GIVEN PROBLEM » Say how many lines of these entries include the word "this", and answer with the number alone.

DATA SHOWN »

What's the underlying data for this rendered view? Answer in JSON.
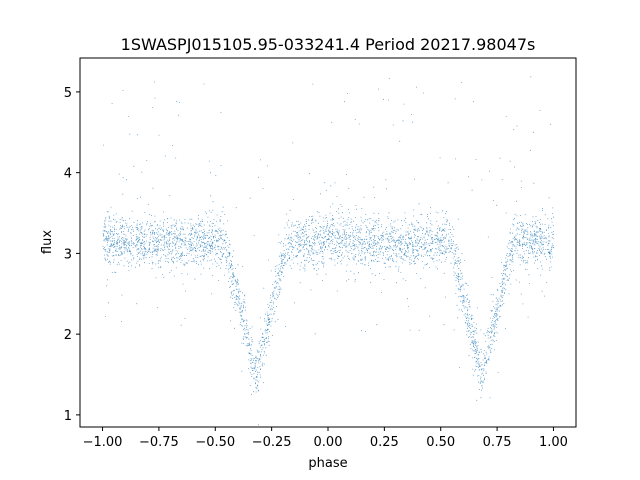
{
  "chart_data": {
    "type": "scatter",
    "title": "1SWASPJ015105.95-033241.4 Period 20217.98047s",
    "xlabel": "phase",
    "ylabel": "flux",
    "xlim": [
      -1.1,
      1.1
    ],
    "ylim": [
      0.85,
      5.42
    ],
    "x_ticks": [
      -1.0,
      -0.75,
      -0.5,
      -0.25,
      0.0,
      0.25,
      0.5,
      0.75,
      1.0
    ],
    "x_tick_labels": [
      "−1.00",
      "−0.75",
      "−0.50",
      "−0.25",
      "0.00",
      "0.25",
      "0.50",
      "0.75",
      "1.00"
    ],
    "y_ticks": [
      1,
      2,
      3,
      4,
      5
    ],
    "y_tick_labels": [
      "1",
      "2",
      "3",
      "4",
      "5"
    ],
    "grid": false,
    "marker_color": "#1f77b4",
    "phase_range": [
      -1.0,
      1.0
    ],
    "baseline_flux": 3.15,
    "baseline_scatter": 0.15,
    "eclipses": [
      {
        "center_phase": -0.32,
        "min_flux": 1.5,
        "half_width": 0.14
      },
      {
        "center_phase": 0.68,
        "min_flux": 1.5,
        "half_width": 0.14
      }
    ]
  }
}
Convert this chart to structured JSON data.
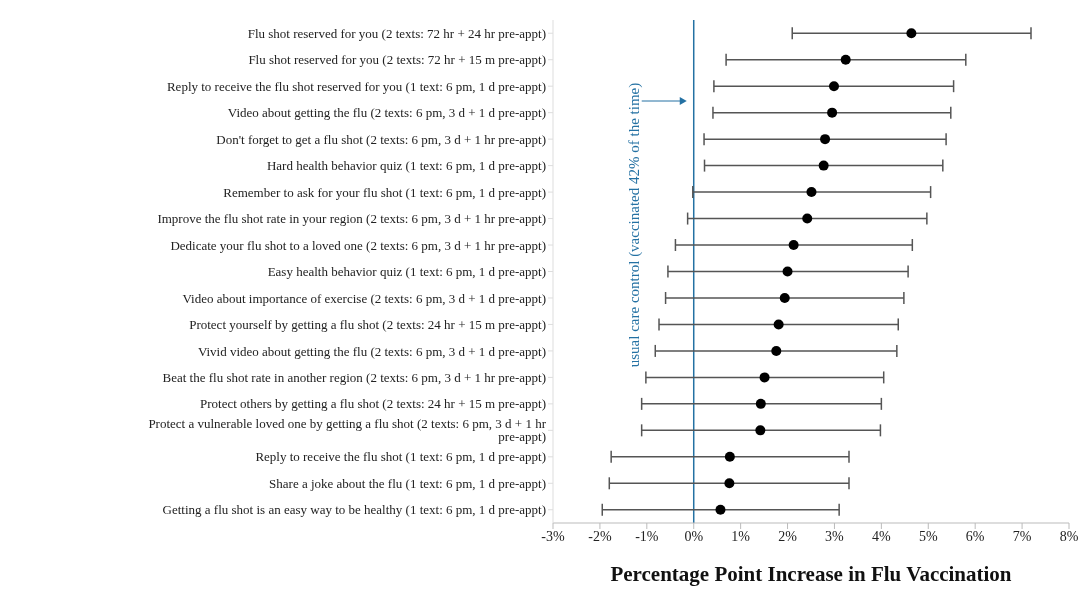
{
  "chart_data": {
    "type": "scatter",
    "orientation": "horizontal",
    "marker": "circle",
    "xlabel": "Percentage Point Increase in Flu Vaccination",
    "categories": [
      "Flu shot reserved for you (2 texts: 72 hr + 24 hr pre-appt)",
      "Flu shot reserved for you (2 texts: 72 hr + 15 m pre-appt)",
      "Reply to receive the flu shot reserved for you (1 text: 6 pm, 1 d pre-appt)",
      "Video about getting the flu (2 texts: 6 pm, 3 d + 1 d pre-appt)",
      "Don't forget to get a flu shot (2 texts: 6 pm, 3 d + 1 hr pre-appt)",
      "Hard health behavior quiz (1 text: 6 pm, 1 d pre-appt)",
      "Remember to ask for your flu shot (1 text: 6 pm, 1 d pre-appt)",
      "Improve the flu shot rate in your region (2 texts: 6 pm, 3 d + 1 hr pre-appt)",
      "Dedicate your flu shot to a loved one (2 texts: 6 pm, 3 d + 1 hr pre-appt)",
      "Easy health behavior quiz (1 text: 6 pm, 1 d pre-appt)",
      "Video about importance of exercise (2 texts: 6 pm, 3 d + 1 d pre-appt)",
      "Protect yourself by getting a flu shot (2 texts: 24 hr + 15 m pre-appt)",
      "Vivid video about getting the flu (2 texts: 6 pm, 3 d + 1 d pre-appt)",
      "Beat the flu shot rate in another region (2 texts: 6 pm, 3 d + 1 hr pre-appt)",
      "Protect others by getting a flu shot (2 texts: 24 hr + 15 m pre-appt)",
      "Protect a vulnerable loved one by getting a flu shot (2 texts: 6 pm, 3 d + 1 hr pre-appt)",
      "Reply to receive the flu shot (1 text: 6 pm, 1 d pre-appt)",
      "Share a joke about the flu (1 text: 6 pm, 1 d pre-appt)",
      "Getting a flu shot is an easy way to be healthy (1 text: 6 pm, 1 d pre-appt)"
    ],
    "series": [
      {
        "color": "#000000",
        "values": [
          4.64,
          3.24,
          2.99,
          2.95,
          2.8,
          2.77,
          2.51,
          2.42,
          2.13,
          2.0,
          1.94,
          1.81,
          1.76,
          1.51,
          1.43,
          1.42,
          0.77,
          0.76,
          0.57
        ],
        "errors": [
          [
            2.1,
            7.19
          ],
          [
            0.69,
            5.8
          ],
          [
            0.43,
            5.54
          ],
          [
            0.41,
            5.48
          ],
          [
            0.22,
            5.38
          ],
          [
            0.23,
            5.31
          ],
          [
            -0.02,
            5.05
          ],
          [
            -0.13,
            4.97
          ],
          [
            -0.39,
            4.66
          ],
          [
            -0.55,
            4.57
          ],
          [
            -0.6,
            4.48
          ],
          [
            -0.74,
            4.36
          ],
          [
            -0.82,
            4.33
          ],
          [
            -1.02,
            4.05
          ],
          [
            -1.11,
            4.0
          ],
          [
            -1.11,
            3.98
          ],
          [
            -1.76,
            3.31
          ],
          [
            -1.8,
            3.31
          ],
          [
            -1.95,
            3.1
          ]
        ]
      }
    ],
    "xlim": [
      -3,
      8
    ],
    "xticks": [
      {
        "value": -3,
        "label": "-3%"
      },
      {
        "value": -2,
        "label": "-2%"
      },
      {
        "value": -1,
        "label": "-1%"
      },
      {
        "value": 0,
        "label": "0%"
      },
      {
        "value": 1,
        "label": "1%"
      },
      {
        "value": 2,
        "label": "2%"
      },
      {
        "value": 3,
        "label": "3%"
      },
      {
        "value": 4,
        "label": "4%"
      },
      {
        "value": 5,
        "label": "5%"
      },
      {
        "value": 6,
        "label": "6%"
      },
      {
        "value": 7,
        "label": "7%"
      },
      {
        "value": 8,
        "label": "8%"
      }
    ],
    "ref_lines": [
      {
        "axis": "x",
        "value": 0,
        "label": "usual care control (vaccinated 42% of the time)",
        "color": "#2471a3"
      }
    ]
  }
}
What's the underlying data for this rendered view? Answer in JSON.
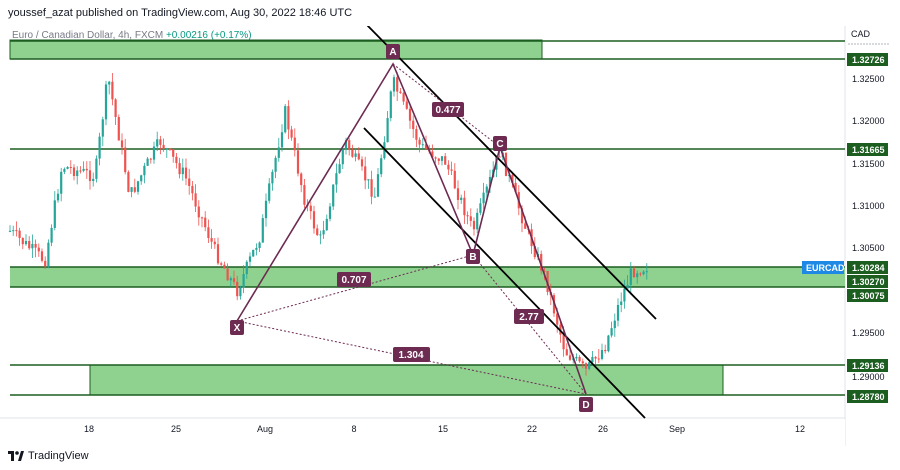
{
  "header": {
    "published": "youssef_azat published on TradingView.com, Aug 30, 2022 18:46 UTC"
  },
  "legend": {
    "symbol": "Euro / Canadian Dollar, 4h, FXCM",
    "change": "+0.00216 (+0.17%)"
  },
  "price_axis": {
    "currency": "CAD",
    "ticks": [
      "1.32500",
      "1.32000",
      "1.31500",
      "1.31000",
      "1.30500",
      "1.29500",
      "1.29000"
    ],
    "level_labels": [
      "1.32726",
      "1.31665",
      "1.30284",
      "1.30270",
      "1.30075",
      "1.29136",
      "1.28780"
    ],
    "symbol_tag": "EURCAD",
    "symbol_tag_color": "#1e88e5"
  },
  "time_axis": {
    "ticks": [
      "18",
      "25",
      "Aug",
      "8",
      "15",
      "22",
      "26",
      "Sep",
      "12"
    ]
  },
  "pattern": {
    "points": [
      "A",
      "B",
      "C",
      "D",
      "X"
    ],
    "ratios": [
      "0.477",
      "0.707",
      "2.77",
      "1.304"
    ],
    "color": "#6d2b52"
  },
  "colors": {
    "zone_fill": "#8fd18f",
    "level_line": "#1b5e20",
    "bull": "#26a69a",
    "bear": "#ef5350"
  },
  "footer": {
    "brand": "TradingView"
  }
}
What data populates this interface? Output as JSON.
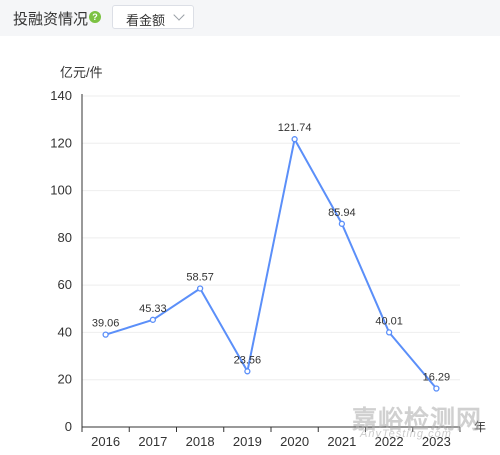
{
  "header": {
    "title": "投融资情况",
    "help_icon_glyph": "?",
    "select_value": "看金额"
  },
  "watermark": {
    "main": "嘉峪检测网",
    "sub": "AnyTesting.com"
  },
  "colors": {
    "line": "#5b8ff9",
    "grid": "#eeeeee",
    "axis": "#333333",
    "header_bg": "#f5f6f8",
    "help_icon": "#7cc243"
  },
  "chart_data": {
    "type": "line",
    "title": "",
    "ylabel": "亿元/件",
    "xlabel": "年",
    "ylim": [
      0,
      140
    ],
    "yticks": [
      0,
      20,
      40,
      60,
      80,
      100,
      120,
      140
    ],
    "grid": true,
    "categories": [
      "2016",
      "2017",
      "2018",
      "2019",
      "2020",
      "2021",
      "2022",
      "2023"
    ],
    "values": [
      39.06,
      45.33,
      58.57,
      23.56,
      121.74,
      85.94,
      40.01,
      16.29
    ],
    "value_labels": [
      "39.06",
      "45.33",
      "58.57",
      "23.56",
      "121.74",
      "85.94",
      "40.01",
      "16.29"
    ]
  }
}
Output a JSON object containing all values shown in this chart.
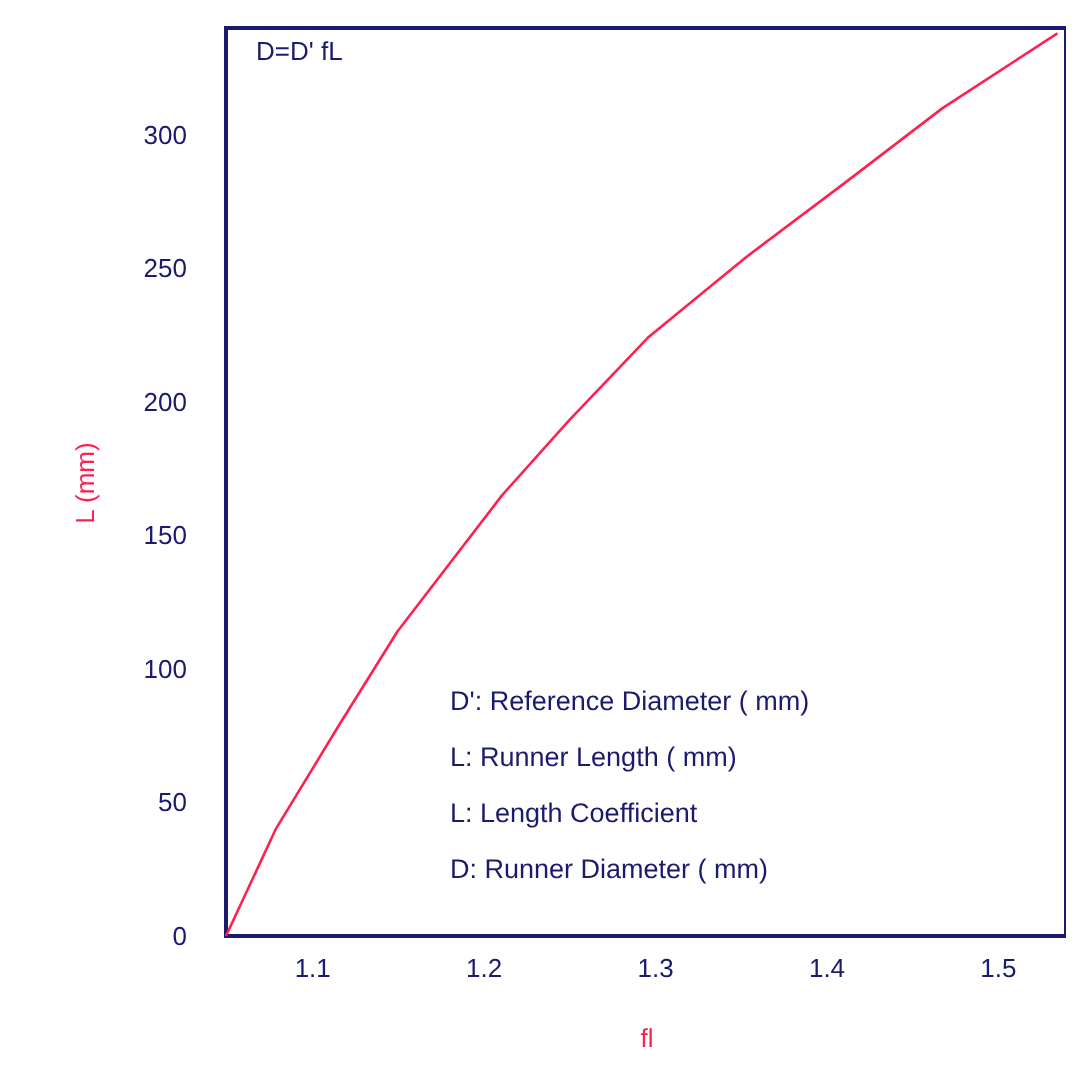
{
  "chart_data": {
    "type": "line",
    "xlabel": "fl",
    "ylabel": "L (mm)",
    "annotations": [
      "D=D' fL",
      "D': Reference Diameter ( mm)",
      "L:  Runner Length ( mm)",
      "L:  Length Coefficient",
      "D:  Runner Diameter ( mm)"
    ],
    "x": [
      1.05,
      1.079,
      1.116,
      1.15,
      1.211,
      1.25,
      1.296,
      1.353,
      1.411,
      1.468,
      1.535
    ],
    "series": [
      {
        "color": "#ff2050",
        "values": [
          0,
          40,
          79,
          114,
          165,
          193,
          224,
          254,
          282,
          310,
          338
        ]
      }
    ],
    "xlim": [
      1.05,
      1.54
    ],
    "ylim": [
      0,
      340
    ],
    "xticks": [
      1.1,
      1.2,
      1.3,
      1.4,
      1.5
    ],
    "yticks": [
      0,
      50,
      100,
      150,
      200,
      250,
      300
    ],
    "grid": false,
    "marker": "none",
    "line_style": "solid"
  }
}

FINAL ANSWER » 5